(Task objective) Repeat all of the data precisely.

-------- Provided records --------

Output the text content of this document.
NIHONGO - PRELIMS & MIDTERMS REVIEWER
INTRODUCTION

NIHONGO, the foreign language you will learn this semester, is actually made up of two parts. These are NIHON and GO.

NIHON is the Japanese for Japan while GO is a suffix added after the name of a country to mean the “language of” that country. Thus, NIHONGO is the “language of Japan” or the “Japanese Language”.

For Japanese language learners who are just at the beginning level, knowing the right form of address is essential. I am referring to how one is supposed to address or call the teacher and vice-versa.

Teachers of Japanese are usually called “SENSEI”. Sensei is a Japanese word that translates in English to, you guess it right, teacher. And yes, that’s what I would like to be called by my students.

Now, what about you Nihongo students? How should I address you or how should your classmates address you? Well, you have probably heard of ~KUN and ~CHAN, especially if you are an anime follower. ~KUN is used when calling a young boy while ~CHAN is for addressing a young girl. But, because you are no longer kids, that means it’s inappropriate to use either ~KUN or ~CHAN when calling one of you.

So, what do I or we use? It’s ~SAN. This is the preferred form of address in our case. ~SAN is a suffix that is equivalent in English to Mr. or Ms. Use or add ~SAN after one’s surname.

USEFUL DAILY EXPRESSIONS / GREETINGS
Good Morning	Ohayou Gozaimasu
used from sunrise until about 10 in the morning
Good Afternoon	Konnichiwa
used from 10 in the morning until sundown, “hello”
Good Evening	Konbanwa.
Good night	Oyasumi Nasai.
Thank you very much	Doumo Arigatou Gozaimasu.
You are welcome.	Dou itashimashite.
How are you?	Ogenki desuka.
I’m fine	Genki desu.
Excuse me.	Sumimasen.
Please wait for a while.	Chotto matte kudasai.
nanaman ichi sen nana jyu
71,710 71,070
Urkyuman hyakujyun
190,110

--------

(Solution to the problem)
Output the text content of this document.
NIHONGO - PRELIMS & MIDTERMS REVIEWER
INTRODUCTION

NIHONGO, the foreign language you will learn this semester, is actually made up of two parts. These are NIHON and GO.

NIHON is the Japanese for Japan while GO is a suffix added after the name of a country to mean the “language of” that country. Thus, NIHONGO is the “language of Japan” or the “Japanese Language”.

For Japanese language learners who are just at the beginning level, knowing the right form of address is essential. I am referring to how one is supposed to address or call the teacher and vice-versa.

Teachers of Japanese are usually called “SENSEI”. Sensei is a Japanese word that translates in English to, you guess it right, teacher. And yes, that’s what I would like to be called by my students.

Now, what about you Nihongo students? How should I address you or how should your classmates address you? Well, you have probably heard of ~KUN and ~CHAN, especially if you are an anime follower. ~KUN is used when calling a young boy while ~CHAN is for addressing a young girl. But, because you are no longer kids, that means it’s inappropriate to use either ~KUN or ~CHAN when calling one of you.

So, what do I or we use? It’s ~SAN. This is the preferred form of address in our case. ~SAN is a suffix that is equivalent in English to Mr. or Ms. Use or add ~SAN after one’s surname.

USEFUL DAILY EXPRESSIONS / GREETINGS
Good Morning	Ohayou Gozaimasu
used from sunrise until about 10 in the morning
Good Afternoon	Konnichiwa
used from 10 in the morning until sundown, “hello”
Good Evening	Konbanwa.
Good night	Oyasumi Nasai.
Thank you very much	Doumo Arigatou Gozaimasu.
You are welcome.	Dou itashimashite.
How are you?	Ogenki desuka.
I’m fine	Genki desu.
Excuse me.	Sumimasen.
Please wait for a while.	Chotto matte kudasai.
nanaman ichi sen nana jyu
71,710 71,070
Urkyuman hyakujyun
190,110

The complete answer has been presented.